§ YOUR OBJECTIVE
Pictures stay out of your copy, but everything else in the records below must be repeated exactly.

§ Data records
··········

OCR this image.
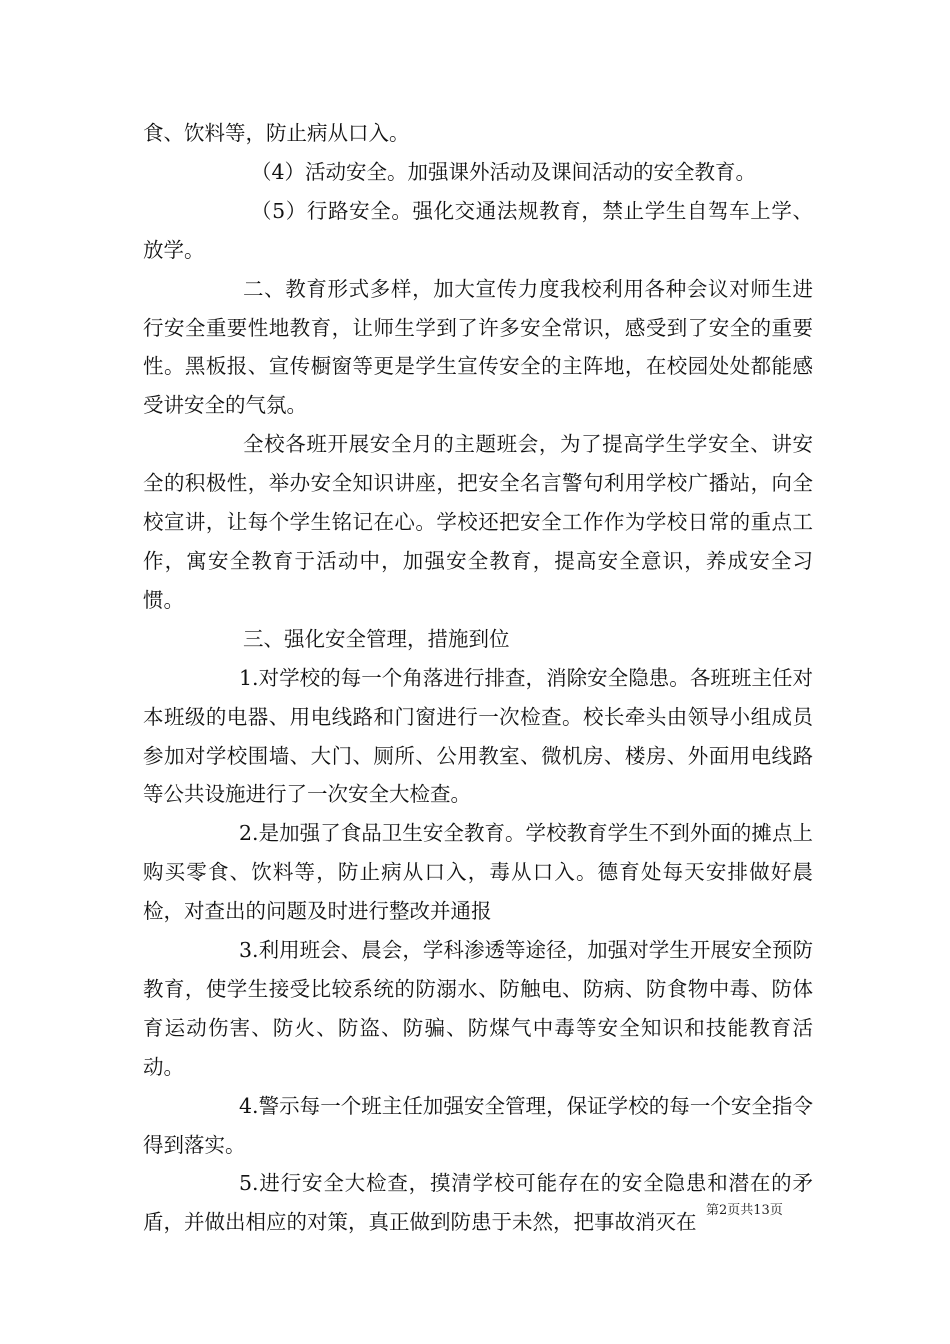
食、饮料等，防止病从口入。

（4）活动安全。加强课外活动及课间活动的安全教育。

（5）行路安全。强化交通法规教育，禁止学生自驾车上学、放学。

二、教育形式多样，加大宣传力度我校利用各种会议对师生进行安全重要性地教育，让师生学到了许多安全常识，感受到了安全的重要性。黑板报、宣传橱窗等更是学生宣传安全的主阵地，在校园处处都能感受讲安全的气氛。

全校各班开展安全月的主题班会，为了提高学生学安全、讲安全的积极性，举办安全知识讲座，把安全名言警句利用学校广播站，向全校宣讲，让每个学生铭记在心。学校还把安全工作作为学校日常的重点工作，寓安全教育于活动中，加强安全教育，提高安全意识，养成安全习惯。

三、强化安全管理，措施到位

1.对学校的每一个角落进行排查，消除安全隐患。各班班主任对本班级的电器、用电线路和门窗进行一次检查。校长牵头由领导小组成员参加对学校围墙、大门、厕所、公用教室、微机房、楼房、外面用电线路等公共设施进行了一次安全大检查。

2.是加强了食品卫生安全教育。学校教育学生不到外面的摊点上购买零食、饮料等，防止病从口入，毒从口入。德育处每天安排做好晨检，对查出的问题及时进行整改并通报

3.利用班会、晨会，学科渗透等途径，加强对学生开展安全预防教育，使学生接受比较系统的防溺水、防触电、防病、防食物中毒、防体育运动伤害、防火、防盗、防骗、防煤气中毒等安全知识和技能教育活动。

4.警示每一个班主任加强安全管理，保证学校的每一个安全指令得到落实。

5.进行安全大检查，摸清学校可能存在的安全隐患和潜在的矛盾，并做出相应的对策，真正做到防患于未然，把事故消灭在 第2页共13页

··········

§ EXERCISE RESULT
OCR this image.
食、饮料等，防止病从口入。

（4）活动安全。加强课外活动及课间活动的安全教育。

（5）行路安全。强化交通法规教育，禁止学生自驾车上学、放学。

二、教育形式多样，加大宣传力度我校利用各种会议对师生进行安全重要性地教育，让师生学到了许多安全常识，感受到了安全的重要性。黑板报、宣传橱窗等更是学生宣传安全的主阵地，在校园处处都能感受讲安全的气氛。

全校各班开展安全月的主题班会，为了提高学生学安全、讲安全的积极性，举办安全知识讲座，把安全名言警句利用学校广播站，向全校宣讲，让每个学生铭记在心。学校还把安全工作作为学校日常的重点工作，寓安全教育于活动中，加强安全教育，提高安全意识，养成安全习惯。

三、强化安全管理，措施到位

1.对学校的每一个角落进行排查，消除安全隐患。各班班主任对本班级的电器、用电线路和门窗进行一次检查。校长牵头由领导小组成员参加对学校围墙、大门、厕所、公用教室、微机房、楼房、外面用电线路等公共设施进行了一次安全大检查。

2.是加强了食品卫生安全教育。学校教育学生不到外面的摊点上购买零食、饮料等，防止病从口入，毒从口入。德育处每天安排做好晨检，对查出的问题及时进行整改并通报

3.利用班会、晨会，学科渗透等途径，加强对学生开展安全预防教育，使学生接受比较系统的防溺水、防触电、防病、防食物中毒、防体育运动伤害、防火、防盗、防骗、防煤气中毒等安全知识和技能教育活动。

4.警示每一个班主任加强安全管理，保证学校的每一个安全指令得到落实。

5.进行安全大检查，摸清学校可能存在的安全隐患和潜在的矛盾，并做出相应的对策，真正做到防患于未然，把事故消灭在 第2页共13页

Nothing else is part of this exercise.